**To be done**
Copy out each line of the data that holds the word "parameter".

**Collected data entries**

# # # # # # #

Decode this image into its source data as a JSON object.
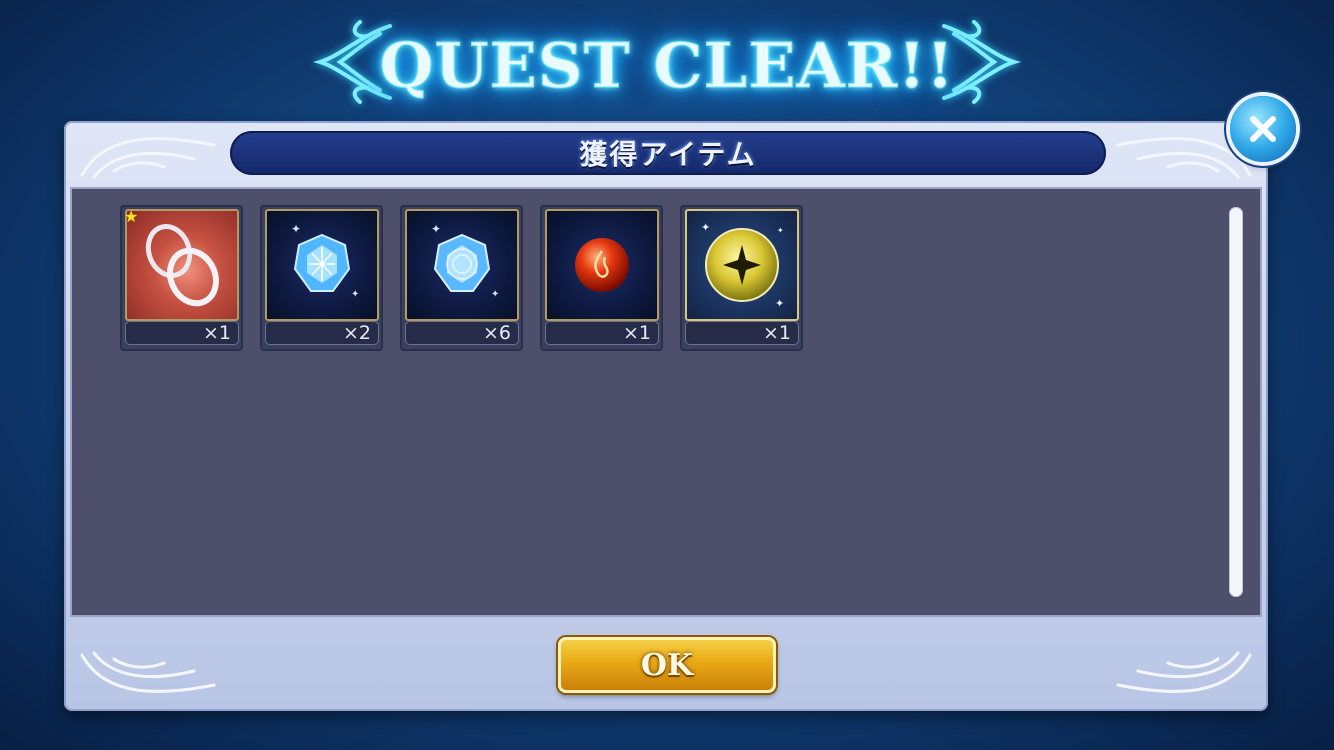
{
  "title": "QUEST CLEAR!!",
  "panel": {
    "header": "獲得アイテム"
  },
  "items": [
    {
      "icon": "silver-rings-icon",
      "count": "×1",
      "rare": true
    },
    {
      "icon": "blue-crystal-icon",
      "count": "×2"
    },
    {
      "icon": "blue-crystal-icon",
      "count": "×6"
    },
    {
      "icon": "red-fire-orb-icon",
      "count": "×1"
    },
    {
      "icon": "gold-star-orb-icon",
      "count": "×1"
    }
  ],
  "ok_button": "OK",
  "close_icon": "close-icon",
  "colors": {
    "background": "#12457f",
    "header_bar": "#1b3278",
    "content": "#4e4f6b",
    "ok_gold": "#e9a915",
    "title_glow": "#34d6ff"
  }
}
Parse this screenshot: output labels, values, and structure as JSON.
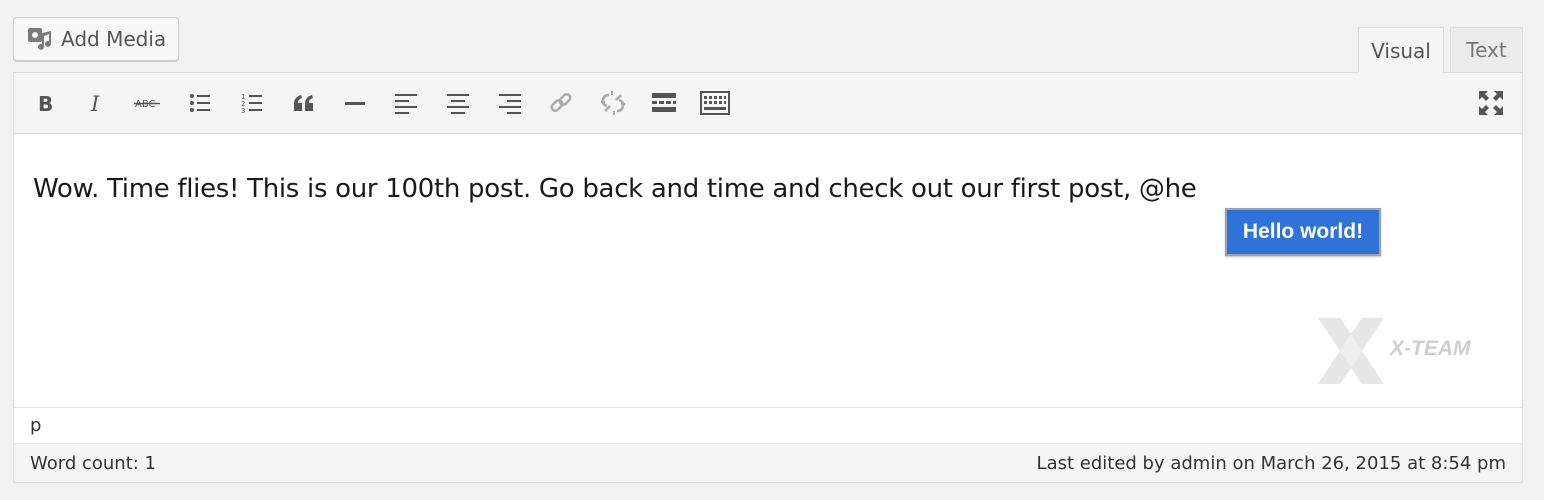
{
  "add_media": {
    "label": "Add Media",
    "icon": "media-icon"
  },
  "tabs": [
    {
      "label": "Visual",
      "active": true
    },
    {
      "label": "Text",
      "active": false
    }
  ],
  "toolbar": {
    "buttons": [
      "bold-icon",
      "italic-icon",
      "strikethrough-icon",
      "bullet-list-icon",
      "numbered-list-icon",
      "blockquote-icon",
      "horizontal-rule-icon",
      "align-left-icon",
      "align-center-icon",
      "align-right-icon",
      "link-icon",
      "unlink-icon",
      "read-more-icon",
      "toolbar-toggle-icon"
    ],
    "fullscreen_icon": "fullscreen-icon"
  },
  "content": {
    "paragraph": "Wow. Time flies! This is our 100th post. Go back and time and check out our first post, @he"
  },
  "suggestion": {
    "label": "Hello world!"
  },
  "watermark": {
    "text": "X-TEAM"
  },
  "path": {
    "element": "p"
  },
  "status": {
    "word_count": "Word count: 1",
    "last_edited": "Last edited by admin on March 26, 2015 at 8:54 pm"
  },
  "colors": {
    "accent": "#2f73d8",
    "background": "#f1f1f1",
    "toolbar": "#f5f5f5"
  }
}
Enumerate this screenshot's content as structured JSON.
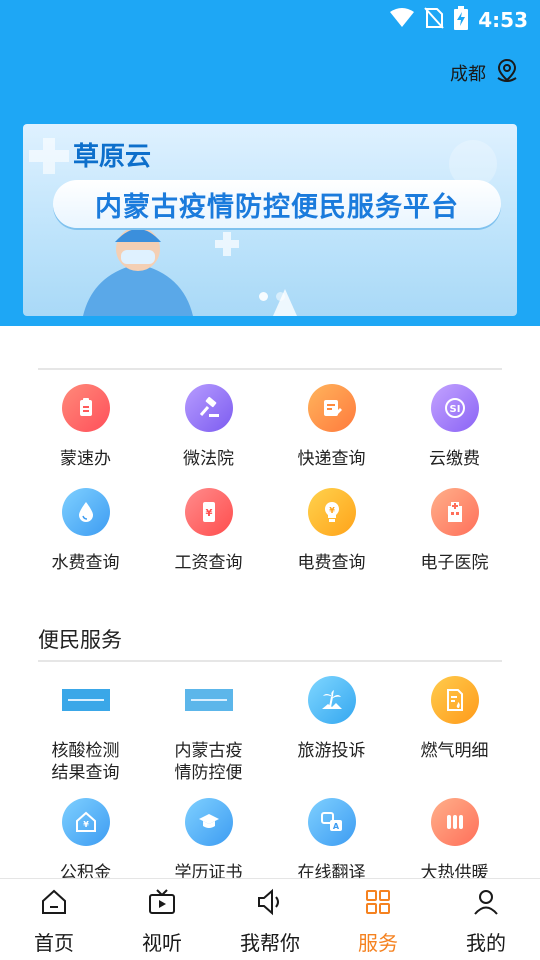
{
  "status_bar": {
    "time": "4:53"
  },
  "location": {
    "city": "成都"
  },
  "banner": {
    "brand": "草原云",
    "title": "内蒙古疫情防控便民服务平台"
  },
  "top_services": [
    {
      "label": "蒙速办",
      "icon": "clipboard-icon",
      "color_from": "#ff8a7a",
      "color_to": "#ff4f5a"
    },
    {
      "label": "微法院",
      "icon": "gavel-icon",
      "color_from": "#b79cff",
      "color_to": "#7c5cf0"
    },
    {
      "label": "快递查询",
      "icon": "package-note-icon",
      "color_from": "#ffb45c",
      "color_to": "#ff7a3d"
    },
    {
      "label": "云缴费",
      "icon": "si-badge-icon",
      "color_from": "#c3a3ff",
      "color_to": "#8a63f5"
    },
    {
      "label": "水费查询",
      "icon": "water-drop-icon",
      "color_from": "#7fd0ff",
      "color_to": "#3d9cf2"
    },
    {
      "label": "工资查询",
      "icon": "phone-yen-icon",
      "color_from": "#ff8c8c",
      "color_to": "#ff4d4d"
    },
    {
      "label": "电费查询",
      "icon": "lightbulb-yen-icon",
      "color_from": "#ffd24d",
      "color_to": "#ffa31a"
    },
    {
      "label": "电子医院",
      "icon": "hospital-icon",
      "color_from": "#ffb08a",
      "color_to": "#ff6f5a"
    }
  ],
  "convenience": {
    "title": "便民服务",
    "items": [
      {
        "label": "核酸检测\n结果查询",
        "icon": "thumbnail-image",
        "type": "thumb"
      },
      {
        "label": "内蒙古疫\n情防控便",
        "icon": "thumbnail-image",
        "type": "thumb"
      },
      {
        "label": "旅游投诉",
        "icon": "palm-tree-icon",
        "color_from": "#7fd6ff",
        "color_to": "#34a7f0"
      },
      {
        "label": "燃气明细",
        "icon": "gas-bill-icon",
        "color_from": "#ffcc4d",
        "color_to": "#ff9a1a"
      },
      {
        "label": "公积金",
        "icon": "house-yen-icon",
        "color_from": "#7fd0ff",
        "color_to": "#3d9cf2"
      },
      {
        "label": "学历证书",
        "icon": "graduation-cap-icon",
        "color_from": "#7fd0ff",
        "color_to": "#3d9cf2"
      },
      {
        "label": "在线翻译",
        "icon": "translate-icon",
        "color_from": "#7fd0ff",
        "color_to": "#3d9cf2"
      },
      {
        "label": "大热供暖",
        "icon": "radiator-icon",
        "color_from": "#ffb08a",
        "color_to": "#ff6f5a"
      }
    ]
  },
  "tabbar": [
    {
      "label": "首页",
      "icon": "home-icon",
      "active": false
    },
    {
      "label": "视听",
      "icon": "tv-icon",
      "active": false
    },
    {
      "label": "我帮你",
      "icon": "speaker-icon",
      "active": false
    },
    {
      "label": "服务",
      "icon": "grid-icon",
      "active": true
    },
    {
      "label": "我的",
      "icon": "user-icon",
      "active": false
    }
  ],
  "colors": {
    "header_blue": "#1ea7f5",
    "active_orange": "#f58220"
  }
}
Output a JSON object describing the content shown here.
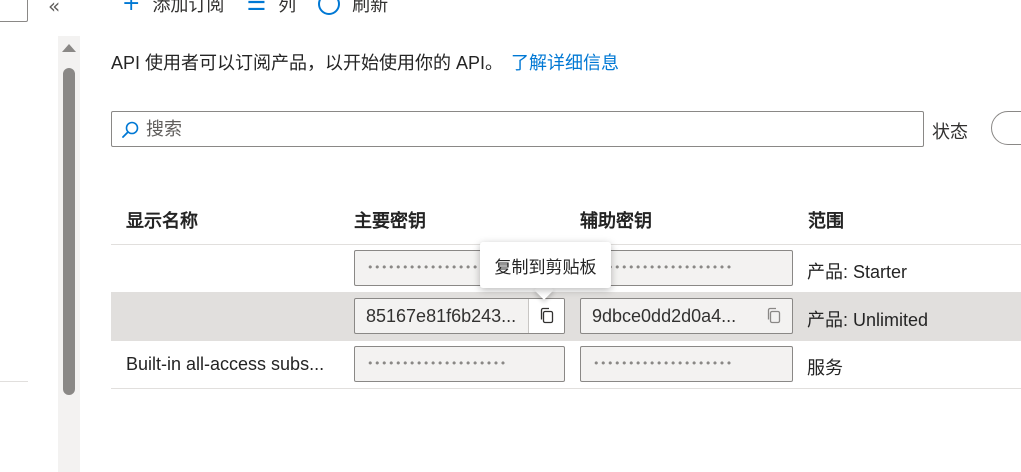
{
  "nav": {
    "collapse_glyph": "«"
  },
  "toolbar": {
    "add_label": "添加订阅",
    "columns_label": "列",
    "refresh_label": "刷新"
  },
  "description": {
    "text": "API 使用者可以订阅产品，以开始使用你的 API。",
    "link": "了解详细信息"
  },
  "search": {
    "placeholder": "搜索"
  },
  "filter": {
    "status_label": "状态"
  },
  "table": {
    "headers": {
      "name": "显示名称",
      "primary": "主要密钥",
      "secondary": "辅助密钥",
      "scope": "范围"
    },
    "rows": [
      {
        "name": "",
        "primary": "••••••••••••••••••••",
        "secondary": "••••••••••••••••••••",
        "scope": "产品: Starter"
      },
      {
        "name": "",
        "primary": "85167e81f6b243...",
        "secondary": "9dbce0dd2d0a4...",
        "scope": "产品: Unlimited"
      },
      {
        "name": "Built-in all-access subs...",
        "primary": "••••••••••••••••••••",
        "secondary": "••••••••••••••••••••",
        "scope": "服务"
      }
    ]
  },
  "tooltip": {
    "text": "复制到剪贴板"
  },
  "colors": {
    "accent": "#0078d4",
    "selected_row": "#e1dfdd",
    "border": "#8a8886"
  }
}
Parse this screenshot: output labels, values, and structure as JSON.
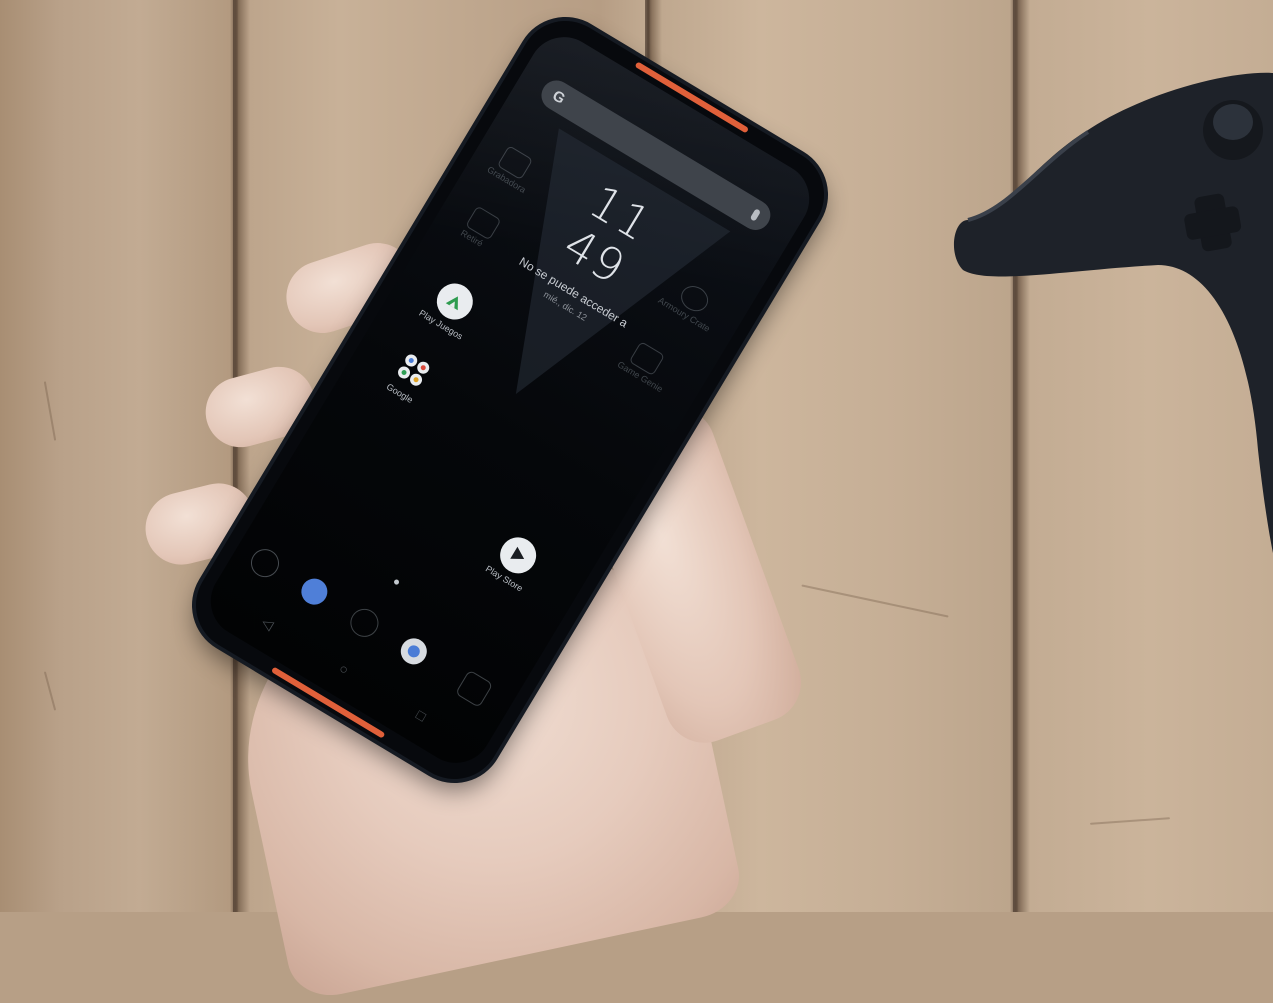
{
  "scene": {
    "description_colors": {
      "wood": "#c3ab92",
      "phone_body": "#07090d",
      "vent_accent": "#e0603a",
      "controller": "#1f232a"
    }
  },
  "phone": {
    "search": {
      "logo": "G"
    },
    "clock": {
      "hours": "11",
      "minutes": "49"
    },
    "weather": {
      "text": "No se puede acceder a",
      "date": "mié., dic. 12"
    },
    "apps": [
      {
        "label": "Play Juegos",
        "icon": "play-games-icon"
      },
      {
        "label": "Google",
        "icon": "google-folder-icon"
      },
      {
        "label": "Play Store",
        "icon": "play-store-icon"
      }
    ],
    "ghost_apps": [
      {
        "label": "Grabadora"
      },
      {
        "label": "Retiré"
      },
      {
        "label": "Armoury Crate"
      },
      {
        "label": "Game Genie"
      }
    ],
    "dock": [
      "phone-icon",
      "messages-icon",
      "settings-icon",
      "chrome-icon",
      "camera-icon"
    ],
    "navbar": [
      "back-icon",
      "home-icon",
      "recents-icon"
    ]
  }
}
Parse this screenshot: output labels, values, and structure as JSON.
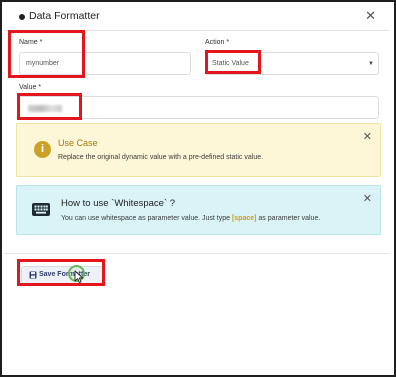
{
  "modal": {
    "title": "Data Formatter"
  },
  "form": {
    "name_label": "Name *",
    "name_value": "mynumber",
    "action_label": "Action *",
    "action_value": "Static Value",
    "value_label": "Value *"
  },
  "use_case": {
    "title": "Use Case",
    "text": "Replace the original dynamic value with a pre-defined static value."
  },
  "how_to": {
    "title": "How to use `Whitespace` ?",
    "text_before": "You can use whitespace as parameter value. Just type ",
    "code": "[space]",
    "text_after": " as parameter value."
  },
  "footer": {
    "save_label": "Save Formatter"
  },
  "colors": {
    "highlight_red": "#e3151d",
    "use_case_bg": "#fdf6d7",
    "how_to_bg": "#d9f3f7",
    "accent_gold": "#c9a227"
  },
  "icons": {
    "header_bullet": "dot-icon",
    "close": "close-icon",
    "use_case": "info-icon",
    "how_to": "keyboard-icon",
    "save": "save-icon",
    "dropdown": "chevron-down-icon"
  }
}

# # # # # # #

**Exercise output**
    "text_before": "You can use whitespace as parameter value. Just type ",
    "text_after": " as parameter value."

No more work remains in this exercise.